## [TASK TO CARRY OUT]
In the material below, find all lines with the string "legend" and copy them.

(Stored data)
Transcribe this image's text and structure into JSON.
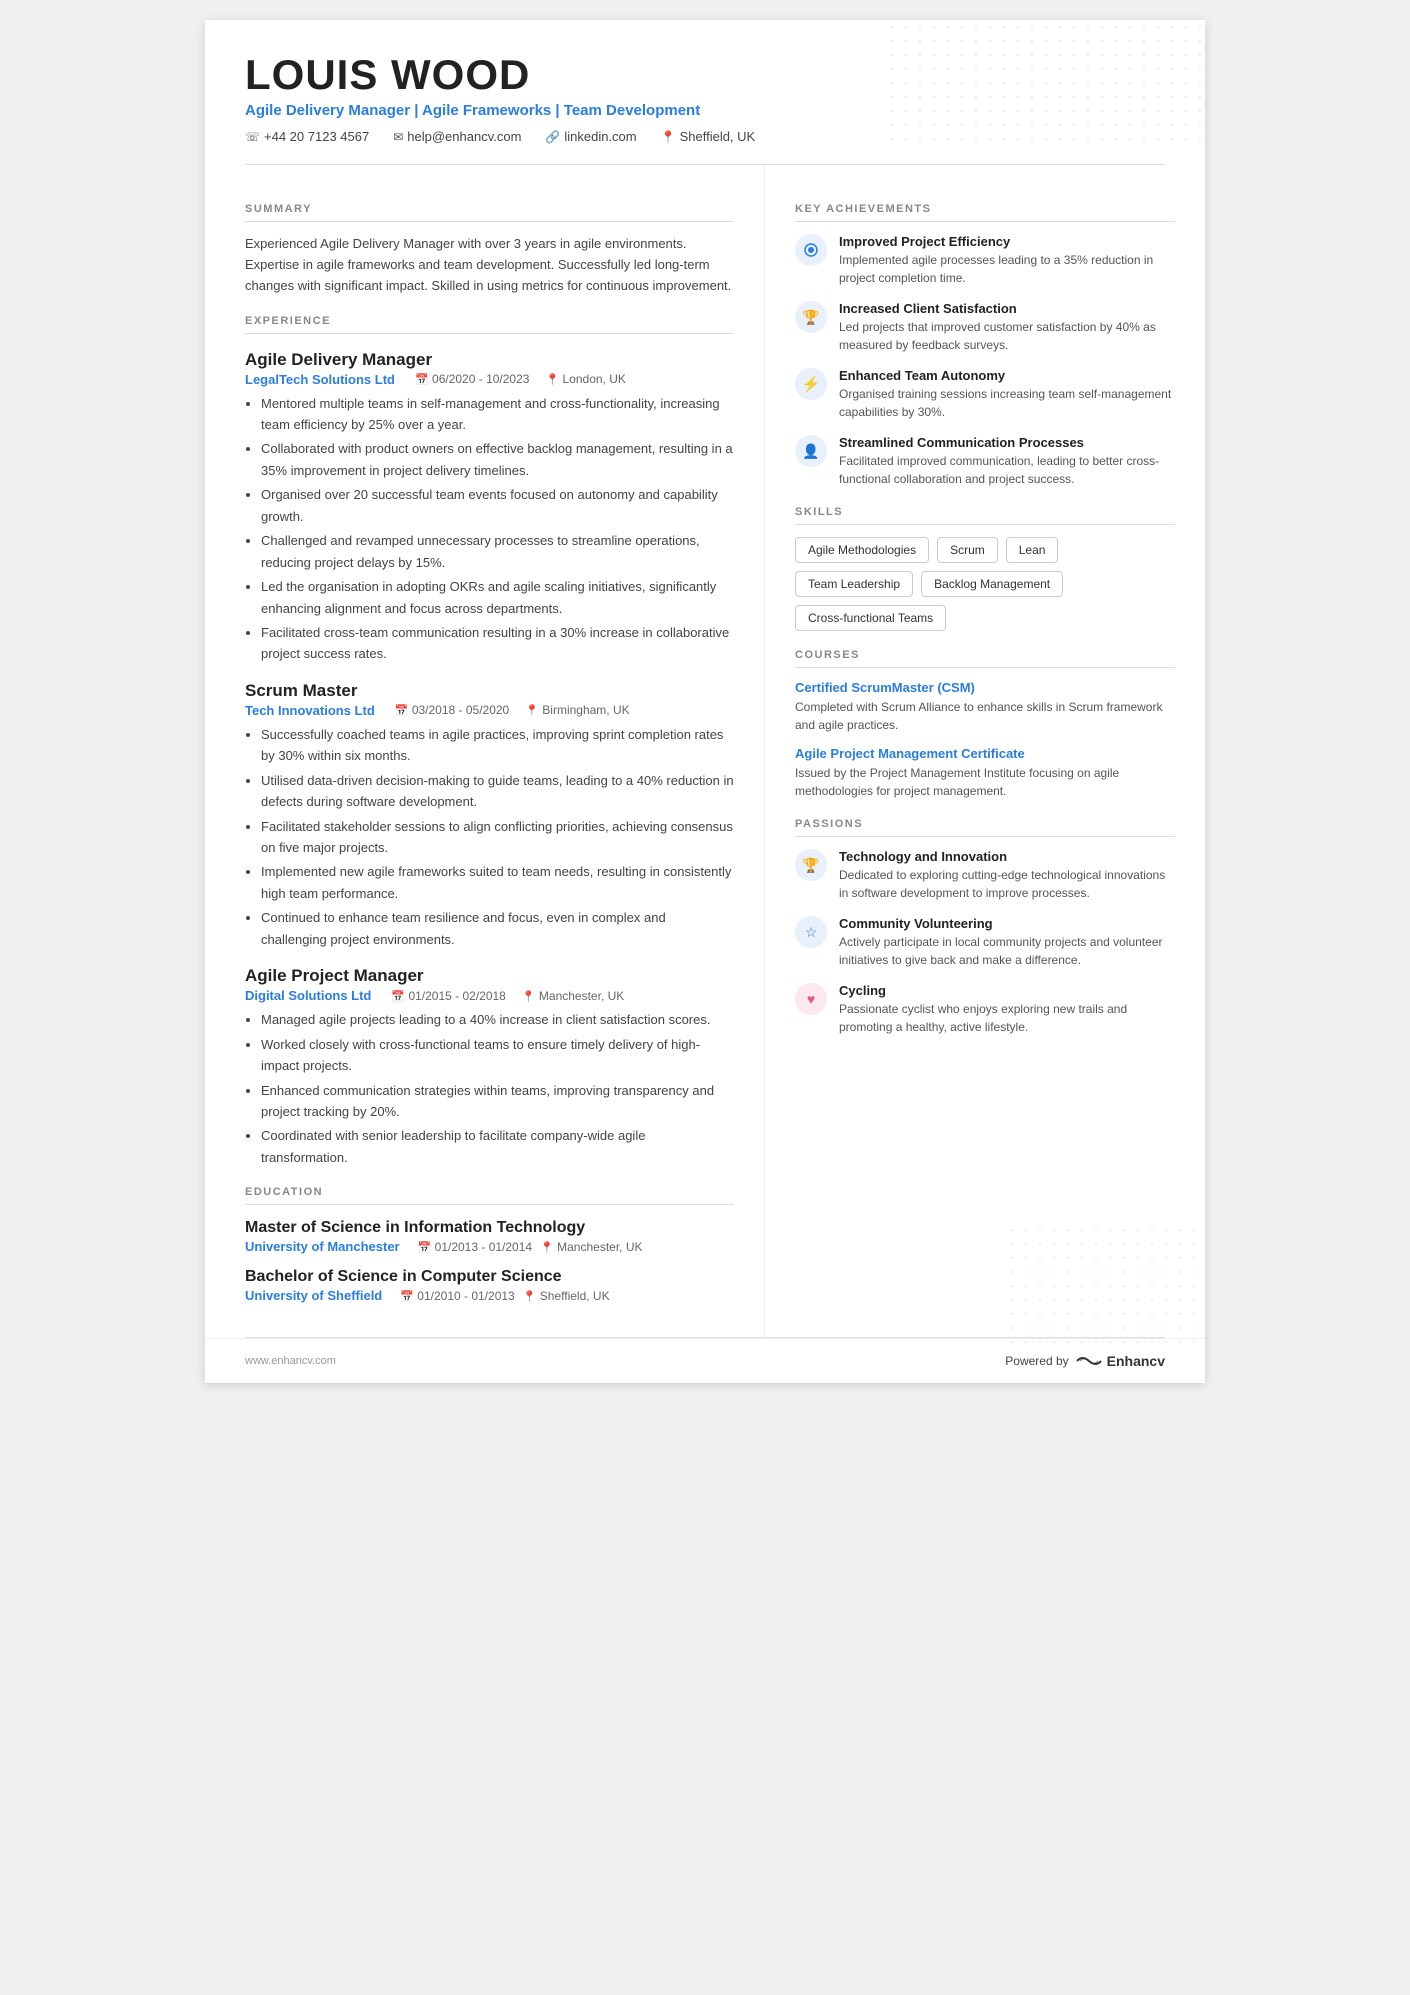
{
  "header": {
    "name": "LOUIS WOOD",
    "title": "Agile Delivery Manager | Agile Frameworks | Team Development",
    "phone": "+44 20 7123 4567",
    "email": "help@enhancv.com",
    "linkedin": "linkedin.com",
    "location": "Sheffield, UK"
  },
  "summary": {
    "section_title": "SUMMARY",
    "text": "Experienced Agile Delivery Manager with over 3 years in agile environments. Expertise in agile frameworks and team development. Successfully led long-term changes with significant impact. Skilled in using metrics for continuous improvement."
  },
  "experience": {
    "section_title": "EXPERIENCE",
    "jobs": [
      {
        "title": "Agile Delivery Manager",
        "company": "LegalTech Solutions Ltd",
        "dates": "06/2020 - 10/2023",
        "location": "London, UK",
        "bullets": [
          "Mentored multiple teams in self-management and cross-functionality, increasing team efficiency by 25% over a year.",
          "Collaborated with product owners on effective backlog management, resulting in a 35% improvement in project delivery timelines.",
          "Organised over 20 successful team events focused on autonomy and capability growth.",
          "Challenged and revamped unnecessary processes to streamline operations, reducing project delays by 15%.",
          "Led the organisation in adopting OKRs and agile scaling initiatives, significantly enhancing alignment and focus across departments.",
          "Facilitated cross-team communication resulting in a 30% increase in collaborative project success rates."
        ]
      },
      {
        "title": "Scrum Master",
        "company": "Tech Innovations Ltd",
        "dates": "03/2018 - 05/2020",
        "location": "Birmingham, UK",
        "bullets": [
          "Successfully coached teams in agile practices, improving sprint completion rates by 30% within six months.",
          "Utilised data-driven decision-making to guide teams, leading to a 40% reduction in defects during software development.",
          "Facilitated stakeholder sessions to align conflicting priorities, achieving consensus on five major projects.",
          "Implemented new agile frameworks suited to team needs, resulting in consistently high team performance.",
          "Continued to enhance team resilience and focus, even in complex and challenging project environments."
        ]
      },
      {
        "title": "Agile Project Manager",
        "company": "Digital Solutions Ltd",
        "dates": "01/2015 - 02/2018",
        "location": "Manchester, UK",
        "bullets": [
          "Managed agile projects leading to a 40% increase in client satisfaction scores.",
          "Worked closely with cross-functional teams to ensure timely delivery of high-impact projects.",
          "Enhanced communication strategies within teams, improving transparency and project tracking by 20%.",
          "Coordinated with senior leadership to facilitate company-wide agile transformation."
        ]
      }
    ]
  },
  "education": {
    "section_title": "EDUCATION",
    "degrees": [
      {
        "degree": "Master of Science in Information Technology",
        "school": "University of Manchester",
        "dates": "01/2013 - 01/2014",
        "location": "Manchester, UK"
      },
      {
        "degree": "Bachelor of Science in Computer Science",
        "school": "University of Sheffield",
        "dates": "01/2010 - 01/2013",
        "location": "Sheffield, UK"
      }
    ]
  },
  "key_achievements": {
    "section_title": "KEY ACHIEVEMENTS",
    "items": [
      {
        "icon": "🔵",
        "title": "Improved Project Efficiency",
        "desc": "Implemented agile processes leading to a 35% reduction in project completion time.",
        "icon_type": "gear"
      },
      {
        "icon": "🏆",
        "title": "Increased Client Satisfaction",
        "desc": "Led projects that improved customer satisfaction by 40% as measured by feedback surveys.",
        "icon_type": "trophy"
      },
      {
        "icon": "⚡",
        "title": "Enhanced Team Autonomy",
        "desc": "Organised training sessions increasing team self-management capabilities by 30%.",
        "icon_type": "bolt"
      },
      {
        "icon": "👤",
        "title": "Streamlined Communication Processes",
        "desc": "Facilitated improved communication, leading to better cross-functional collaboration and project success.",
        "icon_type": "person"
      }
    ]
  },
  "skills": {
    "section_title": "SKILLS",
    "items": [
      "Agile Methodologies",
      "Scrum",
      "Lean",
      "Team Leadership",
      "Backlog Management",
      "Cross-functional Teams"
    ]
  },
  "courses": {
    "section_title": "COURSES",
    "items": [
      {
        "title": "Certified ScrumMaster (CSM)",
        "desc": "Completed with Scrum Alliance to enhance skills in Scrum framework and agile practices."
      },
      {
        "title": "Agile Project Management Certificate",
        "desc": "Issued by the Project Management Institute focusing on agile methodologies for project management."
      }
    ]
  },
  "passions": {
    "section_title": "PASSIONS",
    "items": [
      {
        "title": "Technology and Innovation",
        "desc": "Dedicated to exploring cutting-edge technological innovations in software development to improve processes.",
        "icon_type": "trophy"
      },
      {
        "title": "Community Volunteering",
        "desc": "Actively participate in local community projects and volunteer initiatives to give back and make a difference.",
        "icon_type": "star"
      },
      {
        "title": "Cycling",
        "desc": "Passionate cyclist who enjoys exploring new trails and promoting a healthy, active lifestyle.",
        "icon_type": "heart"
      }
    ]
  },
  "footer": {
    "website": "www.enhancv.com",
    "powered_by": "Powered by",
    "brand": "Enhancv"
  }
}
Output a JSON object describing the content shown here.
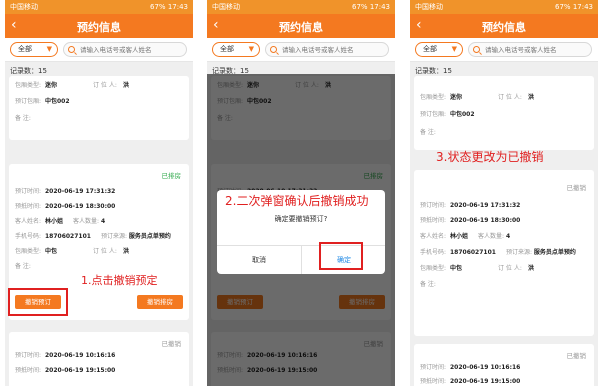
{
  "status_bar": {
    "carrier": "中国移动",
    "battery": "67%",
    "time": "17:43"
  },
  "header": {
    "back_icon": "‹",
    "title": "预约信息"
  },
  "filter": {
    "select_value": "全部",
    "search_placeholder": "请输入电话号或客人姓名"
  },
  "record_count": "记录数：15",
  "labels": {
    "create_time": "预订时间:",
    "arrive_time": "预抵时间:",
    "guest_name": "客人姓名:",
    "guest_count": "客人数量:",
    "phone": "手机号码:",
    "source": "预订来源:",
    "room_type": "包厢类型:",
    "booker": "订 位 人:",
    "room": "预订包厢:",
    "remark": "备    注:"
  },
  "top_card": {
    "room_type": "迷你",
    "booker": "洪",
    "room": "中包002"
  },
  "main_card": {
    "status_arranged": "已排房",
    "status_cancelled": "已撤销",
    "create_time": "2020-06-19 17:31:32",
    "arrive_time": "2020-06-19 18:30:00",
    "guest_name": "林小姐",
    "guest_count": "4",
    "phone": "18706027101",
    "source": "服务员点单预约",
    "room_type": "中包",
    "booker": "洪",
    "cancel_button": "撤销预订",
    "cancel_arrange_button": "撤销排房"
  },
  "bottom_card": {
    "status": "已撤销",
    "create_time": "2020-06-19 10:16:16",
    "arrive_time": "2020-06-19 19:15:00"
  },
  "dialog": {
    "message": "确定要撤销预订?",
    "cancel": "取消",
    "confirm": "确定"
  },
  "annotations": {
    "step1": "1.点击撤销预定",
    "step2": "2.二次弹窗确认后撤销成功",
    "step3": "3.状态更改为已撤销"
  },
  "colors": {
    "brand_orange": "#f47920",
    "status_green": "#2ea84a",
    "annotation_red": "#e02020"
  }
}
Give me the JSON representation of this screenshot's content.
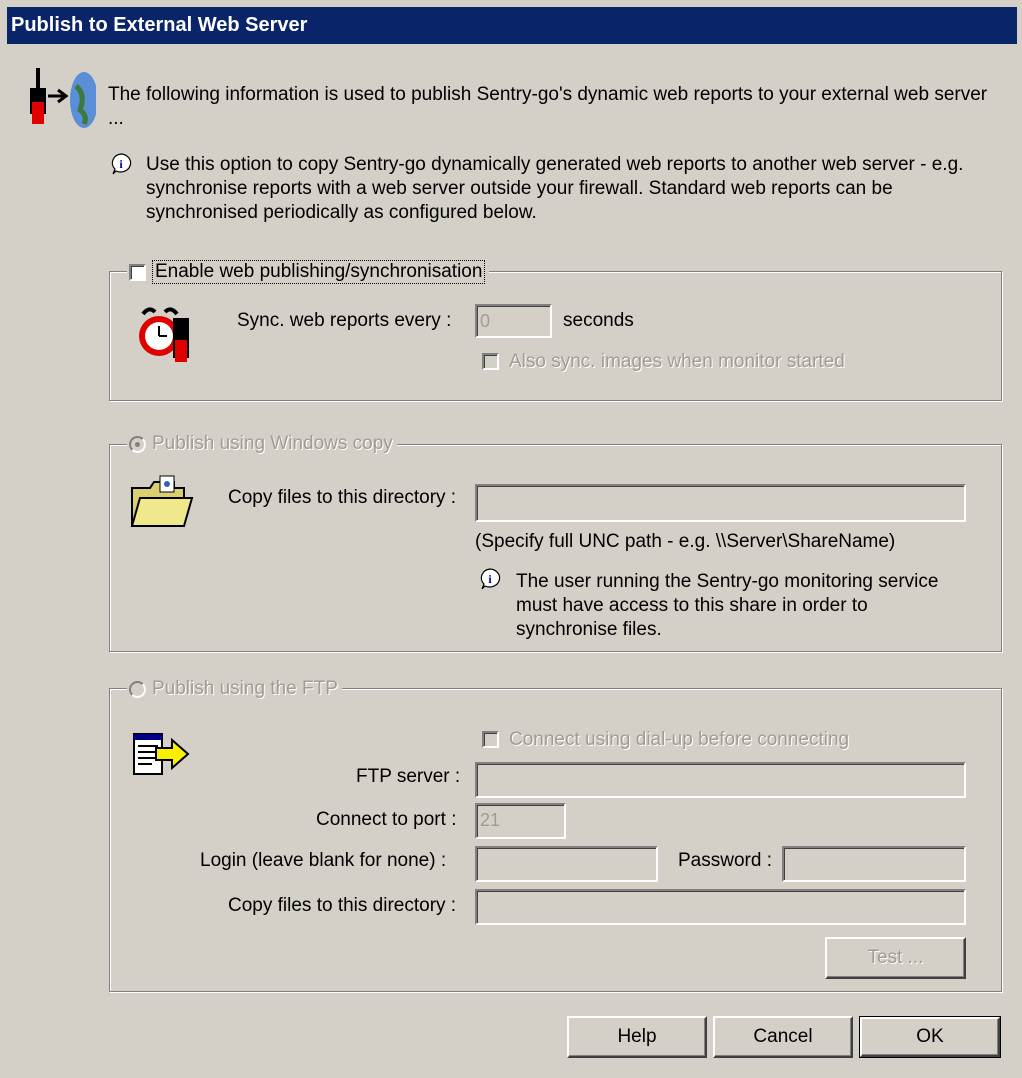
{
  "window": {
    "title": "Publish to External Web Server"
  },
  "header": {
    "description": "The following information is used to publish Sentry-go's dynamic web reports to your external web server ..."
  },
  "info": {
    "text": "Use this option to copy Sentry-go dynamically generated web reports to another web server - e.g. synchronise reports with a web server outside your firewall. Standard web reports can be synchronised periodically as configured below."
  },
  "sync_group": {
    "legend": "Enable web publishing/synchronisation",
    "enabled": false,
    "sync_label": "Sync. web reports every :",
    "sync_value": "0",
    "units": "seconds",
    "images_label": "Also sync. images when monitor started"
  },
  "windows_group": {
    "legend": "Publish using Windows copy",
    "selected": true,
    "dir_label": "Copy files to this directory :",
    "dir_value": "",
    "hint": "(Specify full UNC path - e.g. \\\\Server\\ShareName)",
    "note": "The user running the Sentry-go monitoring service must have access to this share in order to synchronise files."
  },
  "ftp_group": {
    "legend": "Publish using the FTP",
    "selected": false,
    "dialup_label": "Connect using dial-up before connecting",
    "server_label": "FTP server :",
    "server_value": "",
    "port_label": "Connect to port :",
    "port_value": "21",
    "login_label": "Login (leave blank for none) :",
    "login_value": "",
    "password_label": "Password :",
    "password_value": "",
    "dir_label": "Copy files to this directory :",
    "dir_value": "",
    "test_label": "Test ..."
  },
  "buttons": {
    "help": "Help",
    "cancel": "Cancel",
    "ok": "OK"
  },
  "icons": {
    "header": "publish-globe-icon",
    "info": "info-bubble-icon",
    "clock": "alarm-clock-icon",
    "folder": "folder-icon",
    "ftp": "ftp-transfer-icon"
  }
}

## [RESULT OF THE TASK]
    "legend": "Enable web publishing/synchronisation",
    "legend": "Publish using Windows copy",
    "legend": "Publish using the FTP",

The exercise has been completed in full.